=== STATED TASK ===
Look for "Dietramszell" in each line of the entries, and return the matching lines.

=== TASK INPUTS ===

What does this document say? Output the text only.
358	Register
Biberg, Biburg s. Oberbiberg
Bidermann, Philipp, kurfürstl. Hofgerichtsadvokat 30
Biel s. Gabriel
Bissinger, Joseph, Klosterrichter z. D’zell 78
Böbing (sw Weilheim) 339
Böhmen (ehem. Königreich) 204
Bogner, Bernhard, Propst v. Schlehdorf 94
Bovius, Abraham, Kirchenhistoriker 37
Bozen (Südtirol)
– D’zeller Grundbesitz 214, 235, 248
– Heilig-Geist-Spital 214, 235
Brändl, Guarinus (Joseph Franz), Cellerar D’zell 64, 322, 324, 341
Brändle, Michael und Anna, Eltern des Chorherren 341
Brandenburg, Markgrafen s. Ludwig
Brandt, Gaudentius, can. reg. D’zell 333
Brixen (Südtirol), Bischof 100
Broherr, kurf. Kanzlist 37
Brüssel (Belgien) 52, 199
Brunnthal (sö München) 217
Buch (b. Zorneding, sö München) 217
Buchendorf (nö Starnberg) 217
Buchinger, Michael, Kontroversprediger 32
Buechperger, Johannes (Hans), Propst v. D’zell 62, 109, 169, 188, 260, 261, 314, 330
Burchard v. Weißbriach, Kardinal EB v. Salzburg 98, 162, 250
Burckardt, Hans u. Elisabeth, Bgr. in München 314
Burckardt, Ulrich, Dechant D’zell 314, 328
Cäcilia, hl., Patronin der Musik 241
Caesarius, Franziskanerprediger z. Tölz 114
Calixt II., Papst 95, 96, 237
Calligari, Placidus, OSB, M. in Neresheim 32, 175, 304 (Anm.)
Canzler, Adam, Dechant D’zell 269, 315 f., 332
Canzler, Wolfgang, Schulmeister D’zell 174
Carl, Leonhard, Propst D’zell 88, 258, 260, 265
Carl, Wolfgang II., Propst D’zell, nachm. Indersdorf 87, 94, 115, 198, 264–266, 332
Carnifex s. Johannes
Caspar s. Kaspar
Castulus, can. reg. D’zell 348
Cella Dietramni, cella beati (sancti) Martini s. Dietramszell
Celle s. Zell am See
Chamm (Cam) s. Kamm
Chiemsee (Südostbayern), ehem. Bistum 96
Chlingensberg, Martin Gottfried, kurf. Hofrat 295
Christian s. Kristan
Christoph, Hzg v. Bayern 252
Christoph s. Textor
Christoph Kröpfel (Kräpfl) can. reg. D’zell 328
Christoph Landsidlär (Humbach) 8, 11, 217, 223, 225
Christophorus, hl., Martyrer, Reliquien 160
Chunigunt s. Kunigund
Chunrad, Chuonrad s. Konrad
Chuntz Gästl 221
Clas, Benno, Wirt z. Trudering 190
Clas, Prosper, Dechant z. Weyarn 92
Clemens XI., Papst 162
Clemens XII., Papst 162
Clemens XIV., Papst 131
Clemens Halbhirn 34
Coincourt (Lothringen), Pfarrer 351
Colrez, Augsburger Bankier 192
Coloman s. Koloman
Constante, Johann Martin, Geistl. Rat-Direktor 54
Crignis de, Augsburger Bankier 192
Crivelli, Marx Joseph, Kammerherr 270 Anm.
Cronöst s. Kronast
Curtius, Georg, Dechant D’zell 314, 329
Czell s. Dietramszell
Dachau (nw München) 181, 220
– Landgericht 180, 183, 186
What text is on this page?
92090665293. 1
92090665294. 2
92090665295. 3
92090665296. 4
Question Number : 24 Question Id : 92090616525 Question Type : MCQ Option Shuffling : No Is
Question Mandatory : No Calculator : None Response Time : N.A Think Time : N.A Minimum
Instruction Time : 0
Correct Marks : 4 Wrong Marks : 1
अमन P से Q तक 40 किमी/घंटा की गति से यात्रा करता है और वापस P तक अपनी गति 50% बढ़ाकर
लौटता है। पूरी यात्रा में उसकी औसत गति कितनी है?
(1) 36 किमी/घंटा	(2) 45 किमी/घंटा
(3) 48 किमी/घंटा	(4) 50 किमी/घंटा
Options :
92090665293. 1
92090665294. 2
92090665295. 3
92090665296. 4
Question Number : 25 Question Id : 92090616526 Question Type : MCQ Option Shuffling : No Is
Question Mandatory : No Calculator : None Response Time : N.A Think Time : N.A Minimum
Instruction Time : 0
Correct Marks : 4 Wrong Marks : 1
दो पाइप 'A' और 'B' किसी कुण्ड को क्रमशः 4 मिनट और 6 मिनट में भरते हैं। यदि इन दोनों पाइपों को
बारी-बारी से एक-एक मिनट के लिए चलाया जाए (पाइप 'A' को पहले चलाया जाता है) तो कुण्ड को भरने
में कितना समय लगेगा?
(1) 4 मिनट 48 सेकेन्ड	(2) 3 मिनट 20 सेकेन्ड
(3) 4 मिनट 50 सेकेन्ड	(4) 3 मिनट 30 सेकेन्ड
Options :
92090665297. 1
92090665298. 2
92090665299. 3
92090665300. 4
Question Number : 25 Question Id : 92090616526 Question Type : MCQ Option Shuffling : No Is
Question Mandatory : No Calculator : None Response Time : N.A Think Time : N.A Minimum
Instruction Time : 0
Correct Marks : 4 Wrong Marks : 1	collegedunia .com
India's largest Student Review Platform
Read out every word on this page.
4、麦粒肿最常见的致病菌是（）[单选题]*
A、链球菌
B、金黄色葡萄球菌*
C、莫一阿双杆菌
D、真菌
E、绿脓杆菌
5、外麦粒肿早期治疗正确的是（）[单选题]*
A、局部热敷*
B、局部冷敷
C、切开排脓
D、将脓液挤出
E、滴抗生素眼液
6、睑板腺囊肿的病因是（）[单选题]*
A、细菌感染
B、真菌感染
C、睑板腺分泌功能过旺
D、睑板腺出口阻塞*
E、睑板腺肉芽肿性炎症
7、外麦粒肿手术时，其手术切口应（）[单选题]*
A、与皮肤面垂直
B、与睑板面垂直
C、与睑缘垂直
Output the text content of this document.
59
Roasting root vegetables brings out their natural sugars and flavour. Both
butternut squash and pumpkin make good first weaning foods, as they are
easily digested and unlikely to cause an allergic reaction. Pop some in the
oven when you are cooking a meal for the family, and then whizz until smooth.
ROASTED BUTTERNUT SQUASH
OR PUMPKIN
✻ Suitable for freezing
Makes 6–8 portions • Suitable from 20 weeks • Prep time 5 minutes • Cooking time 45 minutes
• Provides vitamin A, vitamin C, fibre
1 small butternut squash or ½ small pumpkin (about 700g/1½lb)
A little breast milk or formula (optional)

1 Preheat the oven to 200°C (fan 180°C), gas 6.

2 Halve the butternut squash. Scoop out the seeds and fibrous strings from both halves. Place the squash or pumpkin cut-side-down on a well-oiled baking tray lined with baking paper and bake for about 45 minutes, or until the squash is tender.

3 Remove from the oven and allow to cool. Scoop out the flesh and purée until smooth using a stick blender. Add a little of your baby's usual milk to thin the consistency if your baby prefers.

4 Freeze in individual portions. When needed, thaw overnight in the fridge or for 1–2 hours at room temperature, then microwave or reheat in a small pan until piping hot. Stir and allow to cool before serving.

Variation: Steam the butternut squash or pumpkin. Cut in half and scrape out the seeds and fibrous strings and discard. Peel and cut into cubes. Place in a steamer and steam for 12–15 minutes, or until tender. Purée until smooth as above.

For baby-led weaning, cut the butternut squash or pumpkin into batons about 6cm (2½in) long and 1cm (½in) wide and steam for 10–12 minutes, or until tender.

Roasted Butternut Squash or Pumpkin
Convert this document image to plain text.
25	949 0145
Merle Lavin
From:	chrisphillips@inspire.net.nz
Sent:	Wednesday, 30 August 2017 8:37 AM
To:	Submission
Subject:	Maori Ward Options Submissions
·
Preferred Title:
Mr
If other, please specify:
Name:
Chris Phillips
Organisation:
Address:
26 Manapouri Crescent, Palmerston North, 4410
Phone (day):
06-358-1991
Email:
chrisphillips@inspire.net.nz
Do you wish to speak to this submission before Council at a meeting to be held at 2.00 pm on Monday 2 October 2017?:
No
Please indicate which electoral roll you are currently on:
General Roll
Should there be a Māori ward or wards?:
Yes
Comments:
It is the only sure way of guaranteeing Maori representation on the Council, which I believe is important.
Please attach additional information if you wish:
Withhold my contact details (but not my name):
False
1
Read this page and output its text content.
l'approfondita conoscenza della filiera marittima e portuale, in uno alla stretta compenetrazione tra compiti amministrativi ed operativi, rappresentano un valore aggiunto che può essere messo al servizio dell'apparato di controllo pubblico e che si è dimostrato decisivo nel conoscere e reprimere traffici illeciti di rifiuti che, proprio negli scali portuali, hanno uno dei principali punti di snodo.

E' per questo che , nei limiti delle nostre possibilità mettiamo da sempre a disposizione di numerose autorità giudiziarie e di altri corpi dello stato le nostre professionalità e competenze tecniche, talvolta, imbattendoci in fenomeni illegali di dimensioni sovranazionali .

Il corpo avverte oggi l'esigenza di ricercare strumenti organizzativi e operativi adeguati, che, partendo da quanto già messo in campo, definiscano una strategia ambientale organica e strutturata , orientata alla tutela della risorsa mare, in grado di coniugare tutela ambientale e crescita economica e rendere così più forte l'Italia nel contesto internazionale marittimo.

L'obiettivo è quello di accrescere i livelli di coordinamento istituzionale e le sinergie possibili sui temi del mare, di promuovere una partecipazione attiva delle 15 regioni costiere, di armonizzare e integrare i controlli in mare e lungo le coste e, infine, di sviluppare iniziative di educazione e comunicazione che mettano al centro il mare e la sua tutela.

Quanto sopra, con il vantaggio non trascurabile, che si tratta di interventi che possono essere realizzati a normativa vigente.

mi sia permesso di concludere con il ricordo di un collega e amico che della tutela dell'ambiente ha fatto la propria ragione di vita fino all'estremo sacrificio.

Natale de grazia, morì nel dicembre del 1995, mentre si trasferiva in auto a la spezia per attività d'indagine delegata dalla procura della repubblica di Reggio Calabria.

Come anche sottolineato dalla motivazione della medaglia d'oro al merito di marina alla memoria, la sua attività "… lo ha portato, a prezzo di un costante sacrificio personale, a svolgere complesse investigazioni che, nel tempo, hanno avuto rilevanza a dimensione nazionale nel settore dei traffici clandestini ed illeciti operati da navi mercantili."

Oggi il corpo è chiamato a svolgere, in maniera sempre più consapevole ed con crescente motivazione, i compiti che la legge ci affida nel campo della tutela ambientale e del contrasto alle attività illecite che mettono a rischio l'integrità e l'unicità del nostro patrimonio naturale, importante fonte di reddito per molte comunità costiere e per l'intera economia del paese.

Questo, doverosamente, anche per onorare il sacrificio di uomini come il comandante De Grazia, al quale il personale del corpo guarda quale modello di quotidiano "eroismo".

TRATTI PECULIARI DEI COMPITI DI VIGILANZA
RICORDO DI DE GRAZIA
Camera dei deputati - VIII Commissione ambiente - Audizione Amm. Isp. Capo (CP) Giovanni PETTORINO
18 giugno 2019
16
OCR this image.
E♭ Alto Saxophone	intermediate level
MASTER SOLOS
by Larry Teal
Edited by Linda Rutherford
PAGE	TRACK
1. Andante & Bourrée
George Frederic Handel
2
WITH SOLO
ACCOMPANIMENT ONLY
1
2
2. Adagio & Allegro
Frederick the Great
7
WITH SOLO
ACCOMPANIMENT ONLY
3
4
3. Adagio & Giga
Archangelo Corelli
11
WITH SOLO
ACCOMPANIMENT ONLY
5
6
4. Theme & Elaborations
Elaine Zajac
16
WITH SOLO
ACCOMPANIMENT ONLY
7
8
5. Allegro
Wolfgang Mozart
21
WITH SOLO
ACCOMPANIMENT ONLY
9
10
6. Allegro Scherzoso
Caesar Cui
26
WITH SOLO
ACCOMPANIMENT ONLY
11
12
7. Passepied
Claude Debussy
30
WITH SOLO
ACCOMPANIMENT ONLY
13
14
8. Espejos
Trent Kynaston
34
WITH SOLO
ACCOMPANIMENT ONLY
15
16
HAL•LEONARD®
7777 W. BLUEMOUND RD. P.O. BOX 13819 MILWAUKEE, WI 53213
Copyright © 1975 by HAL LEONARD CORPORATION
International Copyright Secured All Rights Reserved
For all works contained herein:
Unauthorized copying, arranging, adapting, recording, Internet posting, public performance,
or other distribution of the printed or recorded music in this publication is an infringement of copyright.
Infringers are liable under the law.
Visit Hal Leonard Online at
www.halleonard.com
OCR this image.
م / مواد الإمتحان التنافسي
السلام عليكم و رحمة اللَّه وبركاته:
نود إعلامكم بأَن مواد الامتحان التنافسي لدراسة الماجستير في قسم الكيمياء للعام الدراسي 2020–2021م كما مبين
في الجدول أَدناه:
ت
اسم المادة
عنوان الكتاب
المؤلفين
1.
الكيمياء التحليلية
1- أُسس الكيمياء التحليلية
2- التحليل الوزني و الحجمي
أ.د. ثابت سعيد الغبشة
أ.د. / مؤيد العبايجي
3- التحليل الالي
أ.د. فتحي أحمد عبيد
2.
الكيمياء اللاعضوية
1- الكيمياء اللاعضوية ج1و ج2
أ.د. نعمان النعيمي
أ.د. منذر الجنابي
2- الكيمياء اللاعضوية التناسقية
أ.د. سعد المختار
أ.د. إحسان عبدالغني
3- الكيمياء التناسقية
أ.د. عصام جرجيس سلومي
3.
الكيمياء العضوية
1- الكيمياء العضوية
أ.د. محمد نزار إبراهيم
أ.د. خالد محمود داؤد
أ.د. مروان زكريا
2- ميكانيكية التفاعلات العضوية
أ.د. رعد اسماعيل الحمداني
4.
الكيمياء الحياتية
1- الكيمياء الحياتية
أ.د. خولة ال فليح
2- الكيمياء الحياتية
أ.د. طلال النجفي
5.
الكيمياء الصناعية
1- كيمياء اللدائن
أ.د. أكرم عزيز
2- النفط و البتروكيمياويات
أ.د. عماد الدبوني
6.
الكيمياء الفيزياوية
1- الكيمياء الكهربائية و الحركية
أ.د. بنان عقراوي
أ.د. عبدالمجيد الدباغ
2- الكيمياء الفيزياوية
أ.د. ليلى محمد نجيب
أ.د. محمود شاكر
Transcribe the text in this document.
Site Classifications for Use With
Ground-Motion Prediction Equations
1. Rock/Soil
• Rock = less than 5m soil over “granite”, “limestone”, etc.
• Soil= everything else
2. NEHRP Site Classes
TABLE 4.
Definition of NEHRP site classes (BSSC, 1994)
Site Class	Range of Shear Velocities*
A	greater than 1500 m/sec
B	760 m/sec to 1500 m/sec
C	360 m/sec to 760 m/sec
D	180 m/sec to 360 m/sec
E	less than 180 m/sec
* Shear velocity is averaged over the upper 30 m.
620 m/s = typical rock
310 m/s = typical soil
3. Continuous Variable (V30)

=== RESULT OF THIS EXERCISE ===
Cella Dietramni, cella beati (sancti) Martini s. Dietramszell
Czell s. Dietramszell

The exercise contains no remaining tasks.